- **WHAT IS ASKED**: Filter the entries below, keeping only lines with the word "arrow".

[start INPUT DATA]

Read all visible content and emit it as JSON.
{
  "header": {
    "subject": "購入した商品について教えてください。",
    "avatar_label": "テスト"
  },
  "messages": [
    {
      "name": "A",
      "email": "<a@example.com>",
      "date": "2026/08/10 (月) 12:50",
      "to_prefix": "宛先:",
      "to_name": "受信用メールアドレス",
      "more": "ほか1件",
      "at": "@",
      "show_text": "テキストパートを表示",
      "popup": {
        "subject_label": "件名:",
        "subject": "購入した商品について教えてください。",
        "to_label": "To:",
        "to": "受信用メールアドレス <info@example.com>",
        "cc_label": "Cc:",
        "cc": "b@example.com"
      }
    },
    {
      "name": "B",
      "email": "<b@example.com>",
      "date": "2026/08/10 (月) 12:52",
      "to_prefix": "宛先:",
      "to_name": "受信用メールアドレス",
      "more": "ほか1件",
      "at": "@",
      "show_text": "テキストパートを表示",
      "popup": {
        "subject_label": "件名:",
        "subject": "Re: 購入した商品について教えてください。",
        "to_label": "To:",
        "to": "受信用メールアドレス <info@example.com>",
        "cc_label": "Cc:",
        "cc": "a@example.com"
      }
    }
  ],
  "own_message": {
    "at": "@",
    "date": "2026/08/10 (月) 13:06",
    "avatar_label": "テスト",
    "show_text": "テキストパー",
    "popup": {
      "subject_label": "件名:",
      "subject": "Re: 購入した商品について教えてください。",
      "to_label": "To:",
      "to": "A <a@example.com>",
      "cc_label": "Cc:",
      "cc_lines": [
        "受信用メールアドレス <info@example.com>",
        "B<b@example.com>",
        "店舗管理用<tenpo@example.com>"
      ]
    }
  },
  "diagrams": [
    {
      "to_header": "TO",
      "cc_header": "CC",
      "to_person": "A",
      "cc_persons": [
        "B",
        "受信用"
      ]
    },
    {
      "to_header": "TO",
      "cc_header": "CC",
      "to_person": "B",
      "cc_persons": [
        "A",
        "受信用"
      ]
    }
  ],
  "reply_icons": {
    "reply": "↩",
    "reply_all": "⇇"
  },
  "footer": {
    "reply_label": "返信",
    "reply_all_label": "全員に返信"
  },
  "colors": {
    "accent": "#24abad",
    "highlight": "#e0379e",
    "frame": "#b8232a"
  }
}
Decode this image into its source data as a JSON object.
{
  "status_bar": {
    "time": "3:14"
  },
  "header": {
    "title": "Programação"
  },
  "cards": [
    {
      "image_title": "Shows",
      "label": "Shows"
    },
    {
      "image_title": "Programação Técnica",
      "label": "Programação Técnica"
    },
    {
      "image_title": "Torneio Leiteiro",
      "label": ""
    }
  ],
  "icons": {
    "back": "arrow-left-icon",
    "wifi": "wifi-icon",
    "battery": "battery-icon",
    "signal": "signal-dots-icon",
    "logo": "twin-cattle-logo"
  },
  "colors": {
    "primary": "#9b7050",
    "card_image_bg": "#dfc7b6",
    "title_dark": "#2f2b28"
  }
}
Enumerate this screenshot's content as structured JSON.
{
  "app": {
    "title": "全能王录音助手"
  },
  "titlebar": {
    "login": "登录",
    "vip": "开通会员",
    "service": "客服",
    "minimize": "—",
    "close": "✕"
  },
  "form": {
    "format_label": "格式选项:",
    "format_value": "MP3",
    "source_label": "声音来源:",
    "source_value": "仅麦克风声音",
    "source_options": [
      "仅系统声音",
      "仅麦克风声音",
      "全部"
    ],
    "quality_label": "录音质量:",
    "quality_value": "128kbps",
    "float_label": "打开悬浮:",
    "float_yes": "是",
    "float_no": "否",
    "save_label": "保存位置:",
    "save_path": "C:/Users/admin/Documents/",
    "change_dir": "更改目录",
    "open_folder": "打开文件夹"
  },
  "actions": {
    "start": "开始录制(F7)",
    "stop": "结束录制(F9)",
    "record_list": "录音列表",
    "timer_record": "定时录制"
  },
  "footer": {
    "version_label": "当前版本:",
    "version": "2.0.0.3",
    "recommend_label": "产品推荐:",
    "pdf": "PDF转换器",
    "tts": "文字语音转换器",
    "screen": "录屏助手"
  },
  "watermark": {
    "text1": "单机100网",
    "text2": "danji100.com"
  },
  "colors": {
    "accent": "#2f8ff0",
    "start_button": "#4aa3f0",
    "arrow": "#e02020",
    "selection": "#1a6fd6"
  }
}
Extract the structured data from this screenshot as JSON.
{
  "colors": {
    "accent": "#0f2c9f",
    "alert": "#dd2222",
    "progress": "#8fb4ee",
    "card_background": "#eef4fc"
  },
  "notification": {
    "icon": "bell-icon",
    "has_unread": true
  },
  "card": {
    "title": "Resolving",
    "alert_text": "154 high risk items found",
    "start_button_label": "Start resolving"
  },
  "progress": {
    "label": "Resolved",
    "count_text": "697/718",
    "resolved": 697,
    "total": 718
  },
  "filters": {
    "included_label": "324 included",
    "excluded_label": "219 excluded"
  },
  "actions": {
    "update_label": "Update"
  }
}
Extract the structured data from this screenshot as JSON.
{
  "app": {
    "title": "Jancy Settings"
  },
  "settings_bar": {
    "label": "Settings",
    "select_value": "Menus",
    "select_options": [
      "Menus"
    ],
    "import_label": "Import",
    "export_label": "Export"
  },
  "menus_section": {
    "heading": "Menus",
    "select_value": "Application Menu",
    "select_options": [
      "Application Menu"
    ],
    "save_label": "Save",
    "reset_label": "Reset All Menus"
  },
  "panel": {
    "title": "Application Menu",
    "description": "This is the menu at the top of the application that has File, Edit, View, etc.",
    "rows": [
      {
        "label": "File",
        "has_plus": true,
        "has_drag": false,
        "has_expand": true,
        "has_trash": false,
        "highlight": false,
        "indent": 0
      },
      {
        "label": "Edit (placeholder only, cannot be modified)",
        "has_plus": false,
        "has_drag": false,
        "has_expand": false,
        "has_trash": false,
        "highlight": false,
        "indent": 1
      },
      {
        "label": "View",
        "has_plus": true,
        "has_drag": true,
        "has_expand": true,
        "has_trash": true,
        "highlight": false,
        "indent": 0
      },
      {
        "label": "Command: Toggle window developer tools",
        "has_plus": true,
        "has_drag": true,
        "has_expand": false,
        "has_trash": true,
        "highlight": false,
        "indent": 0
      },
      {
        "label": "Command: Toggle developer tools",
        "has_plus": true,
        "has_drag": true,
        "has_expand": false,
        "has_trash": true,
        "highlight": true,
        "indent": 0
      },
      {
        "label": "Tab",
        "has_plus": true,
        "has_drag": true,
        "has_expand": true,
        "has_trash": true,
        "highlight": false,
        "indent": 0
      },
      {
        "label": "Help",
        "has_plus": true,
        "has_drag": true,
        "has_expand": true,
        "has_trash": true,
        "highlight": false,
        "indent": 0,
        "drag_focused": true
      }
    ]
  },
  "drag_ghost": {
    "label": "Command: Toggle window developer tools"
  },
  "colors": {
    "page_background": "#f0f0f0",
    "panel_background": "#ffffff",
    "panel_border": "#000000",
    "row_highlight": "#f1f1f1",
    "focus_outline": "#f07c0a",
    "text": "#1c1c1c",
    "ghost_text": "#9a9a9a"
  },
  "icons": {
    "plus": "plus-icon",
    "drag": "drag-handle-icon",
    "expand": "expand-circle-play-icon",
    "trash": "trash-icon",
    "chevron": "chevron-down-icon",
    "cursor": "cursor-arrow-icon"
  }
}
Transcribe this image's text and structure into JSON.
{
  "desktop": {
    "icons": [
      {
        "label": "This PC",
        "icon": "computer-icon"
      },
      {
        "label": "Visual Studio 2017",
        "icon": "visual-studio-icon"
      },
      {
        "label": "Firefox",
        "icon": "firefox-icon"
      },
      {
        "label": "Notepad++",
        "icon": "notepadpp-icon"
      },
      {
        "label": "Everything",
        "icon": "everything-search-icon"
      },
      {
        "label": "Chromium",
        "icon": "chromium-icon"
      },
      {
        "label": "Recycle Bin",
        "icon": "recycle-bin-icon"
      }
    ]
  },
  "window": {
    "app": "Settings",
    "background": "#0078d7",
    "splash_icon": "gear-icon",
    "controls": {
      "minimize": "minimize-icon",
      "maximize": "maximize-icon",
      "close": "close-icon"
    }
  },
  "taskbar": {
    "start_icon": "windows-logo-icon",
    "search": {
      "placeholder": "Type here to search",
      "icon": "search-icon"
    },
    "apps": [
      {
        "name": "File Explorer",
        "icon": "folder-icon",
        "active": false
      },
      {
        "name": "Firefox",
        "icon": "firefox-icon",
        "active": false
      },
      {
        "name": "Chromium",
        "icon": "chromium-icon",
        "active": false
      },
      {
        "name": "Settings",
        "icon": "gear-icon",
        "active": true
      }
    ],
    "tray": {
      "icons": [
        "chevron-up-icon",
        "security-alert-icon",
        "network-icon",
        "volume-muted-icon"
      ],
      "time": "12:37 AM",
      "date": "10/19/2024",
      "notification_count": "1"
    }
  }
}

[end INPUT DATA]

- **COMPLETED EXERCISE**:
    "back": "arrow-left-icon",
    "arrow": "#e02020",
    "cursor": "cursor-arrow-icon"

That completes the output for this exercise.